### Prompt
From the entries below, copy every line where the string "students" appears.

### Data lines

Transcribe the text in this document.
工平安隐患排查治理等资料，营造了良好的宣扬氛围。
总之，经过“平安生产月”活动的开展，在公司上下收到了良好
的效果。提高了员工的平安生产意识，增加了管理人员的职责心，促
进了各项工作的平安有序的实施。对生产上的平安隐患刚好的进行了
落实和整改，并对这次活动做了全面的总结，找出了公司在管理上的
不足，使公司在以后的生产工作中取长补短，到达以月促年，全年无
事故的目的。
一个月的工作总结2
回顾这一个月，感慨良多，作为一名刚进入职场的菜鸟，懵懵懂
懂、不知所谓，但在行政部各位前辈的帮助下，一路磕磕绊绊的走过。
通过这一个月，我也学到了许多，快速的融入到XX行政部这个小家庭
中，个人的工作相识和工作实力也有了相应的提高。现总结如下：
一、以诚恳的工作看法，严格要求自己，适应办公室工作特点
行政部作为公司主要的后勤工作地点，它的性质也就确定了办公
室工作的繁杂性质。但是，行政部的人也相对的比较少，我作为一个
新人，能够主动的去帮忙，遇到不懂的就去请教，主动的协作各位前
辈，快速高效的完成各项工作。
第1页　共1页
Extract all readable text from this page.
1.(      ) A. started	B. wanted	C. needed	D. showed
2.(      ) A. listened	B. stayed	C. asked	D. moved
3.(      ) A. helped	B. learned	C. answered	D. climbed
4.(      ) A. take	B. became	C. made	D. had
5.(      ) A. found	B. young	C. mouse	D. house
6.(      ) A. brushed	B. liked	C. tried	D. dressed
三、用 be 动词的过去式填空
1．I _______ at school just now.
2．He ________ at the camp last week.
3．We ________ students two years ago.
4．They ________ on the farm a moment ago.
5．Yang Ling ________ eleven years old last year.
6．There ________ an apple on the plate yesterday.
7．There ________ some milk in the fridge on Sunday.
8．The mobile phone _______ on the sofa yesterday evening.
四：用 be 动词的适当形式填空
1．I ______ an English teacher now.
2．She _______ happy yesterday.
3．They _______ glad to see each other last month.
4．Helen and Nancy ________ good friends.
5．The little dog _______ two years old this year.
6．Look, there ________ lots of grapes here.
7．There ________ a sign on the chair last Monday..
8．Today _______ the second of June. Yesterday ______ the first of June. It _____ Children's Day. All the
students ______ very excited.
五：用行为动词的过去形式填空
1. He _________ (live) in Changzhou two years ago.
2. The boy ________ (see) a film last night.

### Solution to the problem
3．We ________ students two years ago.
students ______ very excited.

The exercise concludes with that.